==== TEXT SECTION

Muhammad and Christianity
Muhammad’s Concept of Christianity
The Bedouin of the Hijaz were predominantly pagan, although there were at least two Christian tribes the Judham and ’Udhra. Many surrounding tribes had accepted Christianity in some form or other. The three chief centres were a) Yemen in the south; b) Syria in the north; c) Hira (Abyssinia) in the east. (Abyssinia was in fellowship with the Egyptian Monophysite Church). Christianity however, had little affect in Arabia with only really Najran affected in the south.
Abraha’s attack against the Ka’aba
In 570 A.D. the Hijaz was invaded by the Christian general Abraha who was from Yemen (c/f Sura 105 Al-Fil The Elephant). Abraha sought to make Christianity the dominant faith in Southern Arabia. Muslim authors tell us that he had a fine church built in Sana’ to which he had hoped to draw Arab pilgrims. It was said to be the wonder of the age, the Roman Emperor and the Viceroy of Abyssinia furnishing the materials and workmen for the building. He made a proclamation obliging Arabs to annually come to Sana’ but this was not heeded. News came to Abraha that an Arab from the tribe of Kenanah had desecrated the cathedral by throwing animal dung inside it, also that the Arab tribes had turned against him. Mohammad ibn Khuzza’a, king of Modar, an ally was assassinated. He therefore decided to attack the Ka’aba seeing it as a rival to his own cathedral. He had in his immense army an elephant. At Mughammis, near Mecca he plundered the outskirts including 200 camels belonging to Abd al Muttalib, Muhammad’s grandfather. The Qurraish did not wish to fight but and Abraha himself said he was only concerned to destroy the Ka’aba; after discussions Abraha retired and returned the camels. Islamic legend has it that birds hurled stones on Abraha as he fled.
The degraded Christianity in the peninsula
The Christianity of this period is described as “expiring under a motley and enormous heap of superstitious inventions, with neither the courage nor the force to raise her head or display her national charms to a darkened and deluded world,” (Mosheim)
Doubtless much of the success of Islam in its earlier stage was due to the state of degradation into which the Christian Church had fallen. The bitter dissensions of the Greeks, Nestorians, Eutychians, and Monophysites are matters of history, and must have held up the religion of Jesus to the ridicule of the heathen world.
Under the circumstances it is not surprising to find that the mind of the Arabian reformer turned away from Christianity and endeavoured to construct a religion on the lines of Judaism.
The church in the east was predominantly Nestorian and had a long history under the Persian Empire before Islam’s arrival. It’s theology had been denounced at the Council of Ephesus in 431 and again in 451 at the Council of Chalcedon. It was said to be defective because it did not hold to the orthodox view of the two natures of Christ; the proper deity and humanity of Christ are conceded but they are not considered to be constituted in one self-conscious person. The two natures are deemed to be two persons. The divine Christ ascended into the human Christ and the divine Christ returned to heaven before the human Christ died at Calvary therefore, the man Christ was not God, but God bearer and Christ is worshipped, not because he is God, but that God is in him.

========

• **EXERCISE AIM**
Answer each question using the text on Muhammad and Christianity, marking your answers (a), (b), (c) to match.
(a) In what year was the Hijaz invaded by Abraha?
(b) How many camels belonging to Abd al Muttalib were plundered at Mughammis?
(c) At which council in 451 was the theology of the church in the east denounced again?

==== RECORDED DATA

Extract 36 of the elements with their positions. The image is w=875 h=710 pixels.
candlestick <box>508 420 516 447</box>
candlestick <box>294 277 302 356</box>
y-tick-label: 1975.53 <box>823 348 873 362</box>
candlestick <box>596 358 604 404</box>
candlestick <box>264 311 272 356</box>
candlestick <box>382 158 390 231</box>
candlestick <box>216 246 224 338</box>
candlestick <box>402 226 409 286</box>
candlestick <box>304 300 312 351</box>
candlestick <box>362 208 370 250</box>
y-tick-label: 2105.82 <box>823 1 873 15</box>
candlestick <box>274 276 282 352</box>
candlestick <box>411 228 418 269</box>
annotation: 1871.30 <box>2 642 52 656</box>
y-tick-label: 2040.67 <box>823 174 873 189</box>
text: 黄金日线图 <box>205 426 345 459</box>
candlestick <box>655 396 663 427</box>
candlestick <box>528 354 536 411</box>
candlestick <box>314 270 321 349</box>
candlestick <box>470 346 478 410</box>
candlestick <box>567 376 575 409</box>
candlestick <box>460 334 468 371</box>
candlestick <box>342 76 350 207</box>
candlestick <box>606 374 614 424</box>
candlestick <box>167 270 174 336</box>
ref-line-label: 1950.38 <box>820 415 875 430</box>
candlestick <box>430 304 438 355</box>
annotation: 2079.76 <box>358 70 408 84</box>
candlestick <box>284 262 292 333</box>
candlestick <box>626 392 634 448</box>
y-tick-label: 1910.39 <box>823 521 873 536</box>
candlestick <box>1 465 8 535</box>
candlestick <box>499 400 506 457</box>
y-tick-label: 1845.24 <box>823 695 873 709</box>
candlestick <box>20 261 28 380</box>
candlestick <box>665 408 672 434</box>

========

• **TASK RESPONSE**
(a) 570 A.D.
(b) 200
(c) The Council of Chalcedon